__Job__
From the entries provided below, copy each line that contains the word "name".

■ ■ ■ ■ ■ ■ ■

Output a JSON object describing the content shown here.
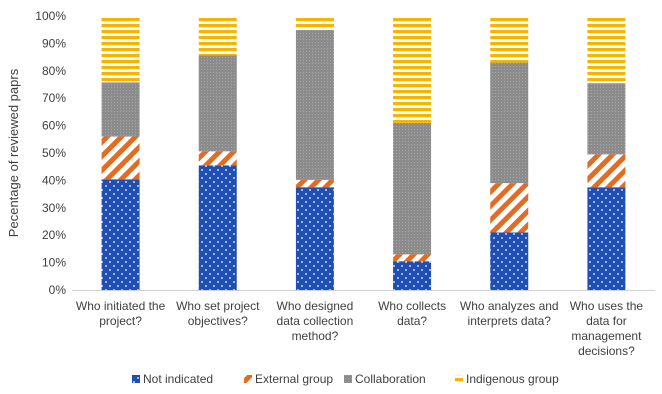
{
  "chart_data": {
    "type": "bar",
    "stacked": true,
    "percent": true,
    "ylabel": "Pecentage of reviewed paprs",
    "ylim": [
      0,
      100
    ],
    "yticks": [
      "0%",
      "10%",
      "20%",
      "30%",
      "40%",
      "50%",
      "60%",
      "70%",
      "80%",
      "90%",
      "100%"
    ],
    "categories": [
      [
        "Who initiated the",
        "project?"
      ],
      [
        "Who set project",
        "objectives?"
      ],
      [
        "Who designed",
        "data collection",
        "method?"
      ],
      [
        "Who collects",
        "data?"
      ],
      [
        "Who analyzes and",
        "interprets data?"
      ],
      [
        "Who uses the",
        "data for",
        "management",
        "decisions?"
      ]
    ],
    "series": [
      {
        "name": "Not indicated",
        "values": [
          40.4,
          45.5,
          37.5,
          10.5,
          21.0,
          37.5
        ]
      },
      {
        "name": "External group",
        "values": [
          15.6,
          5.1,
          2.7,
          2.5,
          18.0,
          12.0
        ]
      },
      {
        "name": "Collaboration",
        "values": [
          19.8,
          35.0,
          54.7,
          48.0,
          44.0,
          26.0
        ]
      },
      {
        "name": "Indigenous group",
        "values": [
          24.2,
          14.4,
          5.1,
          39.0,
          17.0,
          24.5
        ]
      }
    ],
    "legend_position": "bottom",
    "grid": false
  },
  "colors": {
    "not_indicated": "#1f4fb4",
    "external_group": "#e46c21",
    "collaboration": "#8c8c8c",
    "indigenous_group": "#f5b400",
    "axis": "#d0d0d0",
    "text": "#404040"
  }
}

■ ■ ■ ■ ■ ■ ■

__Exercise response__
        "name": "Not indicated",
        "name": "External group",
        "name": "Collaboration",
        "name": "Indigenous group",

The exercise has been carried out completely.